Problem statement - Every entry must be repeated exactly. Exclude all pictures.

Supplied records -
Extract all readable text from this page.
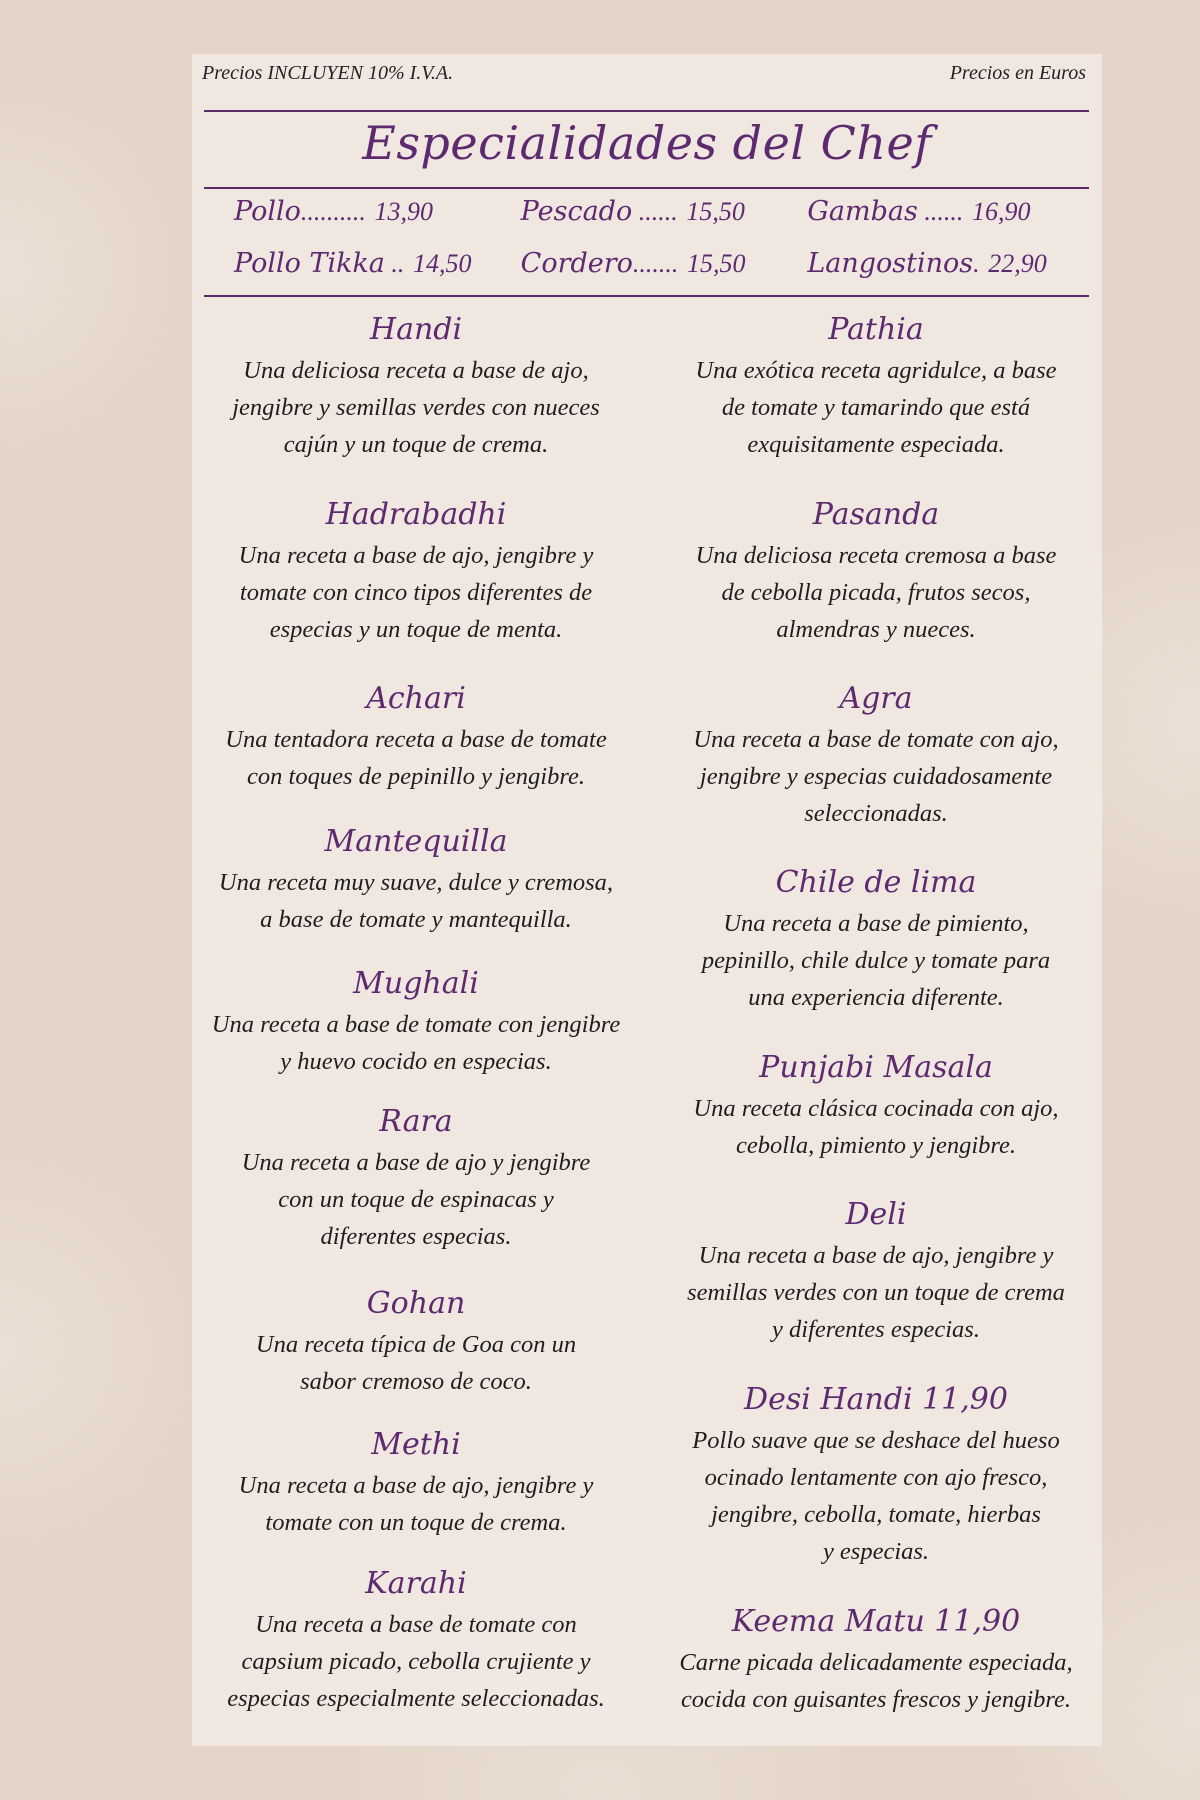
Precios INCLUYEN 10% I.V.A.	Precios en Euros
Especialidades del Chef
Pollo.......... 13,90	Pescado ...... 15,50	Gambas ...... 16,90
Pollo Tikka .. 14,50	Cordero....... 15,50	Langostinos. 22,90
Handi
Una deliciosa receta a base de ajo,
jengibre y semillas verdes con nueces
cajún y un toque de crema.
Hadrabadhi
Una receta a base de ajo, jengibre y
tomate con cinco tipos diferentes de
especias y un toque de menta.
Achari
Una tentadora receta a base de tomate
con toques de pepinillo y jengibre.
Mantequilla
Una receta muy suave, dulce y cremosa,
a base de tomate y mantequilla.
Mughali
Una receta a base de tomate con jengibre
y huevo cocido en especias.
Rara
Una receta a base de ajo y jengibre
con un toque de espinacas y
diferentes especias.
Gohan
Una receta típica de Goa con un
sabor cremoso de coco.
Methi
Una receta a base de ajo, jengibre y
tomate con un toque de crema.
Karahi
Una receta a base de tomate con
capsium picado, cebolla crujiente y
especias especialmente seleccionadas.
Pathia
Una exótica receta agridulce, a base
de tomate y tamarindo que está
exquisitamente especiada.
Pasanda
Una deliciosa receta cremosa a base
de cebolla picada, frutos secos,
almendras y nueces.
Agra
Una receta a base de tomate con ajo,
jengibre y especias cuidadosamente
seleccionadas.
Chile de lima
Una receta a base de pimiento,
pepinillo, chile dulce y tomate para
una experiencia diferente.
Punjabi Masala
Una receta clásica cocinada con ajo,
cebolla, pimiento y jengibre.
Deli
Una receta a base de ajo, jengibre y
semillas verdes con un toque de crema
y diferentes especias.
Desi Handi 11,90
Pollo suave que se deshace del hueso
ocinado lentamente con ajo fresco,
jengibre, cebolla, tomate, hierbas
y especias.
Keema Matu 11,90
Carne picada delicadamente especiada,
cocida con guisantes frescos y jengibre.
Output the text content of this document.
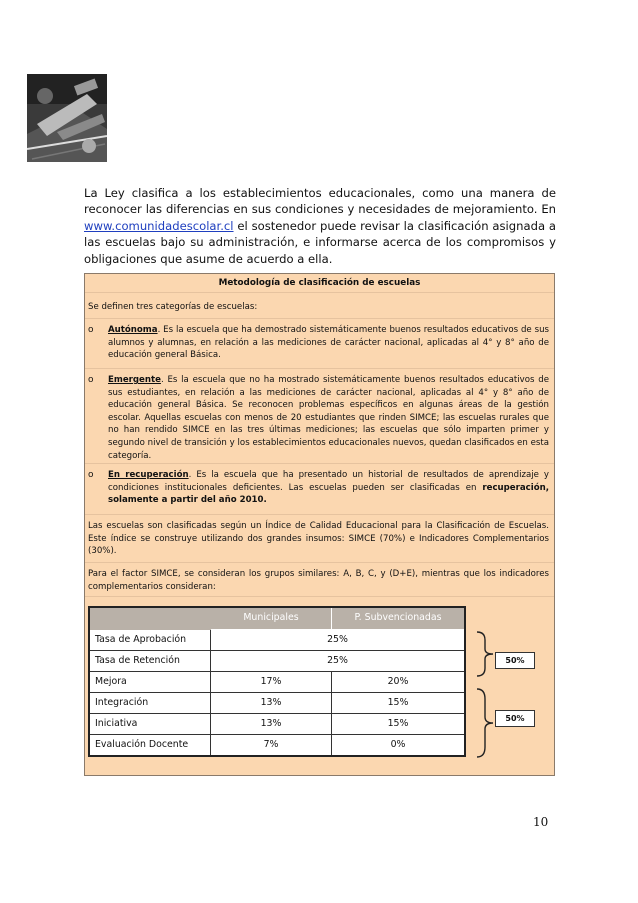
La Ley clasifica a los establecimientos educacionales, como una manera de reconocer las diferencias en sus condiciones y necesidades de mejoramiento. En www.comunidadescolar.cl el sostenedor puede revisar la clasificación asignada a las escuelas bajo su administración, e informarse acerca de los compromisos y obligaciones que asume de acuerdo a ella.
Metodología de clasificación de escuelas
Se definen tres categorías de escuelas:
o Autónoma. Es la escuela que ha demostrado sistemáticamente buenos resultados educativos de sus alumnos y alumnas, en relación a las mediciones de carácter nacional, aplicadas al 4° y 8° año de educación general Básica.
o Emergente. Es la escuela que no ha mostrado sistemáticamente buenos resultados educativos de sus estudiantes, en relación a las mediciones de carácter nacional, aplicadas al 4° y 8° año de educación general Básica. Se reconocen problemas específicos en algunas áreas de la gestión escolar. Aquellas escuelas con menos de 20 estudiantes que rinden SIMCE; las escuelas rurales que no han rendido SIMCE en las tres últimas mediciones; las escuelas que sólo imparten primer y segundo nivel de transición y los establecimientos educacionales nuevos, quedan clasificados en esta categoría.
o En recuperación. Es la escuela que ha presentado un historial de resultados de aprendizaje y condiciones institucionales deficientes. Las escuelas pueden ser clasificadas en recuperación, solamente a partir del año 2010.
Las escuelas son clasificadas según un Índice de Calidad Educacional para la Clasificación de Escuelas. Este índice se construye utilizando dos grandes insumos: SIMCE (70%) e Indicadores Complementarios (30%).
Para el factor SIMCE, se consideran los grupos similares: A, B, C, y (D+E), mientras que los indicadores complementarios consideran:
	Municipales	P. Subvencionadas
Tasa de Aprobación	25%	
Tasa de Retención	25%	
Mejora	17%	20%
Integración	13%	15%
Iniciativa	13%	15%
Evaluación Docente	7%	0%
50%
50%
10
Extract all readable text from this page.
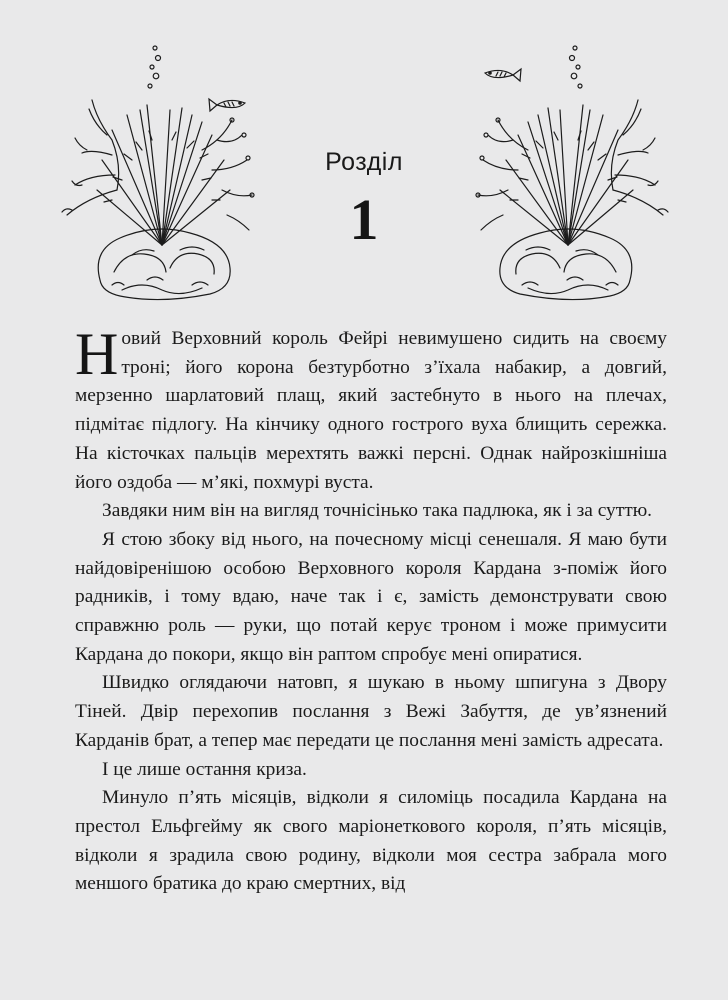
Розділ
1

Новий Верховний король Фейрі невимушено сидить на своєму троні; його корона безтурботно з’їхала набакир, а довгий, мерзенно шарлатовий плащ, який застебнуто в нього на плечах, підмітає підлогу. На кінчику одного гострого вуха блищить сережка. На кісточках пальців мерехтять важкі персні. Однак найрозкішніша його оздоба — м’які, похмурі вуста.

Завдяки ним він на вигляд точнісінько така падлюка, як і за суттю.

Я стою збоку від нього, на почесному місці сенешаля. Я маю бути найдовіренішою особою Верховного короля Кардана з-поміж його радників, і тому вдаю, наче так і є, замість демонструвати свою справжню роль — руки, що потай керує троном і може примусити Кардана до покори, якщо він раптом спробує мені опиратися.

Швидко оглядаючи натовп, я шукаю в ньому шпигуна з Двору Тіней. Двір перехопив послання з Вежі Забуття, де ув’язнений Карданів брат, а тепер має передати це послання мені замість адресата.

І це лише остання криза.

Минуло п’ять місяців, відколи я силоміць посадила Кардана на престол Ельфгейму як свого маріонеткового короля, п’ять місяців, відколи я зрадила свою родину, відколи моя сестра забрала мого меншого братика до краю смертних, від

Result for this task -
Extract all readable text from this page.
Precios INCLUYEN 10% I.V.A.	Precios en Euros
Especialidades del Chef
Pollo.......... 13,90	Pescado ...... 15,50	Gambas ...... 16,90
Pollo Tikka .. 14,50	Cordero....... 15,50	Langostinos. 22,90
Handi
Una deliciosa receta a base de ajo,
jengibre y semillas verdes con nueces
cajún y un toque de crema.
Hadrabadhi
Una receta a base de ajo, jengibre y
tomate con cinco tipos diferentes de
especias y un toque de menta.
Achari
Una tentadora receta a base de tomate
con toques de pepinillo y jengibre.
Mantequilla
Una receta muy suave, dulce y cremosa,
a base de tomate y mantequilla.
Mughali
Una receta a base de tomate con jengibre
y huevo cocido en especias.
Rara
Una receta a base de ajo y jengibre
con un toque de espinacas y
diferentes especias.
Gohan
Una receta típica de Goa con un
sabor cremoso de coco.
Methi
Una receta a base de ajo, jengibre y
tomate con un toque de crema.
Karahi
Una receta a base de tomate con
capsium picado, cebolla crujiente y
especias especialmente seleccionadas.
Pathia
Una exótica receta agridulce, a base
de tomate y tamarindo que está
exquisitamente especiada.
Pasanda
Una deliciosa receta cremosa a base
de cebolla picada, frutos secos,
almendras y nueces.
Agra
Una receta a base de tomate con ajo,
jengibre y especias cuidadosamente
seleccionadas.
Chile de lima
Una receta a base de pimiento,
pepinillo, chile dulce y tomate para
una experiencia diferente.
Punjabi Masala
Una receta clásica cocinada con ajo,
cebolla, pimiento y jengibre.
Deli
Una receta a base de ajo, jengibre y
semillas verdes con un toque de crema
y diferentes especias.
Desi Handi 11,90
Pollo suave que se deshace del hueso
ocinado lentamente con ajo fresco,
jengibre, cebolla, tomate, hierbas
y especias.
Keema Matu 11,90
Carne picada delicadamente especiada,
cocida con guisantes frescos y jengibre.
Output the text content of this document.
La Ley clasifica a los establecimientos educacionales, como una manera de reconocer las diferencias en sus condiciones y necesidades de mejoramiento. En www.comunidadescolar.cl el sostenedor puede revisar la clasificación asignada a las escuelas bajo su administración, e informarse acerca de los compromisos y obligaciones que asume de acuerdo a ella.
Metodología de clasificación de escuelas
Se definen tres categorías de escuelas:
o Autónoma. Es la escuela que ha demostrado sistemáticamente buenos resultados educativos de sus alumnos y alumnas, en relación a las mediciones de carácter nacional, aplicadas al 4° y 8° año de educación general Básica.
o Emergente. Es la escuela que no ha mostrado sistemáticamente buenos resultados educativos de sus estudiantes, en relación a las mediciones de carácter nacional, aplicadas al 4° y 8° año de educación general Básica. Se reconocen problemas específicos en algunas áreas de la gestión escolar. Aquellas escuelas con menos de 20 estudiantes que rinden SIMCE; las escuelas rurales que no han rendido SIMCE en las tres últimas mediciones; las escuelas que sólo imparten primer y segundo nivel de transición y los establecimientos educacionales nuevos, quedan clasificados en esta categoría.
o En recuperación. Es la escuela que ha presentado un historial de resultados de aprendizaje y condiciones institucionales deficientes. Las escuelas pueden ser clasificadas en recuperación, solamente a partir del año 2010.
Las escuelas son clasificadas según un Índice de Calidad Educacional para la Clasificación de Escuelas. Este índice se construye utilizando dos grandes insumos: SIMCE (70%) e Indicadores Complementarios (30%).
Para el factor SIMCE, se consideran los grupos similares: A, B, C, y (D+E), mientras que los indicadores complementarios consideran:
	Municipales	P. Subvencionadas
Tasa de Aprobación	25%	
Tasa de Retención	25%	
Mejora	17%	20%
Integración	13%	15%
Iniciativa	13%	15%
Evaluación Docente	7%	0%
50%
50%
10
Extract all readable text from this page.
Розділ
1

Новий Верховний король Фейрі невимушено сидить на своєму троні; його корона безтурботно з’їхала набакир, а довгий, мерзенно шарлатовий плащ, який застебнуто в нього на плечах, підмітає підлогу. На кінчику одного гострого вуха блищить сережка. На кісточках пальців мерехтять важкі персні. Однак найрозкішніша його оздоба — м’які, похмурі вуста.

Завдяки ним він на вигляд точнісінько така падлюка, як і за суттю.

Я стою збоку від нього, на почесному місці сенешаля. Я маю бути найдовіренішою особою Верховного короля Кардана з-поміж його радників, і тому вдаю, наче так і є, замість демонструвати свою справжню роль — руки, що потай керує троном і може примусити Кардана до покори, якщо він раптом спробує мені опиратися.

Швидко оглядаючи натовп, я шукаю в ньому шпигуна з Двору Тіней. Двір перехопив послання з Вежі Забуття, де ув’язнений Карданів брат, а тепер має передати це послання мені замість адресата.

І це лише остання криза.

Минуло п’ять місяців, відколи я силоміць посадила Кардана на престол Ельфгейму як свого маріонеткового короля, п’ять місяців, відколи я зрадила свою родину, відколи моя сестра забрала мого меншого братика до краю смертних, від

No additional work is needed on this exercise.